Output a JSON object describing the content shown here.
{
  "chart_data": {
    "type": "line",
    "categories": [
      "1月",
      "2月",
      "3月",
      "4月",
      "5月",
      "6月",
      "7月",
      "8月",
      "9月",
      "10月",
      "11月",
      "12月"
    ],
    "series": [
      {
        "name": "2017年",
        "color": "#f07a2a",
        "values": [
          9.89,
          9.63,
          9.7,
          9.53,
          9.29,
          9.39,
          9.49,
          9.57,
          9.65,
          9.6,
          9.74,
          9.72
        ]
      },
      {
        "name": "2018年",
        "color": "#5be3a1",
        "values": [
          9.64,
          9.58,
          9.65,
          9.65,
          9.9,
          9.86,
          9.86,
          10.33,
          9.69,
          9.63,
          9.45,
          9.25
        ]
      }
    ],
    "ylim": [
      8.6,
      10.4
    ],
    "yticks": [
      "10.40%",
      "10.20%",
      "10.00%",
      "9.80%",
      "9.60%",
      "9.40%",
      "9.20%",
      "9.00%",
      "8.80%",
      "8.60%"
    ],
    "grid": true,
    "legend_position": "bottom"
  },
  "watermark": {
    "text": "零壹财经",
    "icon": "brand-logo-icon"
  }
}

• _EXERCISE_
Output the listing above without altering a single character.

• _OUTPUT_
Output a JSON object describing the content shown here.
{
  "chart_data": {
    "type": "line",
    "categories": [
      "1月",
      "2月",
      "3月",
      "4月",
      "5月",
      "6月",
      "7月",
      "8月",
      "9月",
      "10月",
      "11月",
      "12月"
    ],
    "series": [
      {
        "name": "2017年",
        "color": "#f07a2a",
        "values": [
          9.89,
          9.63,
          9.7,
          9.53,
          9.29,
          9.39,
          9.49,
          9.57,
          9.65,
          9.6,
          9.74,
          9.72
        ]
      },
      {
        "name": "2018年",
        "color": "#5be3a1",
        "values": [
          9.64,
          9.58,
          9.65,
          9.65,
          9.9,
          9.86,
          9.86,
          10.33,
          9.69,
          9.63,
          9.45,
          9.25
        ]
      }
    ],
    "ylim": [
      8.6,
      10.4
    ],
    "yticks": [
      "10.40%",
      "10.20%",
      "10.00%",
      "9.80%",
      "9.60%",
      "9.40%",
      "9.20%",
      "9.00%",
      "8.80%",
      "8.60%"
    ],
    "grid": true,
    "legend_position": "bottom"
  },
  "watermark": {
    "text": "零壹财经",
    "icon": "brand-logo-icon"
  }
}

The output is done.